##### DATASET RECORDS

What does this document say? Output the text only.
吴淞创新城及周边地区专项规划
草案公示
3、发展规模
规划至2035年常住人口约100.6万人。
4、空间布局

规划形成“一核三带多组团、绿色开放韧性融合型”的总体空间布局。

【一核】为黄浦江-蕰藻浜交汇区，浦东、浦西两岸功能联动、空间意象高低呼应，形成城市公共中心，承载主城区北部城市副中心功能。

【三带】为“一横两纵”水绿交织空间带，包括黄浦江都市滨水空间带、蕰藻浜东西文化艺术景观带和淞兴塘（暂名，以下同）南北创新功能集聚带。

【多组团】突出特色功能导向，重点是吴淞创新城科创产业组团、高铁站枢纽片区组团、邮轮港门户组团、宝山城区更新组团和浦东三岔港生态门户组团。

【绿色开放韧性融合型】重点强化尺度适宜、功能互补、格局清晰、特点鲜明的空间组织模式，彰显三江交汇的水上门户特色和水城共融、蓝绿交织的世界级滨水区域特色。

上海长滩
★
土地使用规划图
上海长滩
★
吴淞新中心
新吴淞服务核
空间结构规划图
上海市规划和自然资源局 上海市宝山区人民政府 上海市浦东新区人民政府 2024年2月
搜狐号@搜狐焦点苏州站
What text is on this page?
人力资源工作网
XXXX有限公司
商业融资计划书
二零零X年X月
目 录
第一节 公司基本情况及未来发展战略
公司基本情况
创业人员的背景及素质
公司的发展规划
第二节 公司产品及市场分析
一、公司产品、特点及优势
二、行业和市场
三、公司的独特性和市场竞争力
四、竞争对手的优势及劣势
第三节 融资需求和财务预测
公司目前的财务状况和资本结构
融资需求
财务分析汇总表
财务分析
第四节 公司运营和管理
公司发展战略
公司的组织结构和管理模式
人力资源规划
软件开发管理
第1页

##########

§ PROMPT
Copy out each record exactly as given, omitting none.

§ EXERCISE ANSWER
What does this document say? Output the text only.
吴淞创新城及周边地区专项规划
草案公示
3、发展规模
规划至2035年常住人口约100.6万人。
4、空间布局

规划形成“一核三带多组团、绿色开放韧性融合型”的总体空间布局。

【一核】为黄浦江-蕰藻浜交汇区，浦东、浦西两岸功能联动、空间意象高低呼应，形成城市公共中心，承载主城区北部城市副中心功能。

【三带】为“一横两纵”水绿交织空间带，包括黄浦江都市滨水空间带、蕰藻浜东西文化艺术景观带和淞兴塘（暂名，以下同）南北创新功能集聚带。

【多组团】突出特色功能导向，重点是吴淞创新城科创产业组团、高铁站枢纽片区组团、邮轮港门户组团、宝山城区更新组团和浦东三岔港生态门户组团。

【绿色开放韧性融合型】重点强化尺度适宜、功能互补、格局清晰、特点鲜明的空间组织模式，彰显三江交汇的水上门户特色和水城共融、蓝绿交织的世界级滨水区域特色。

上海长滩
★
土地使用规划图
上海长滩
★
吴淞新中心
新吴淞服务核
空间结构规划图
上海市规划和自然资源局 上海市宝山区人民政府 上海市浦东新区人民政府 2024年2月
搜狐号@搜狐焦点苏州站
What text is on this page?
人力资源工作网
XXXX有限公司
商业融资计划书
二零零X年X月
目 录
第一节 公司基本情况及未来发展战略
公司基本情况
创业人员的背景及素质
公司的发展规划
第二节 公司产品及市场分析
一、公司产品、特点及优势
二、行业和市场
三、公司的独特性和市场竞争力
四、竞争对手的优势及劣势
第三节 融资需求和财务预测
公司目前的财务状况和资本结构
融资需求
财务分析汇总表
财务分析
第四节 公司运营和管理
公司发展战略
公司的组织结构和管理模式
人力资源规划
软件开发管理
第1页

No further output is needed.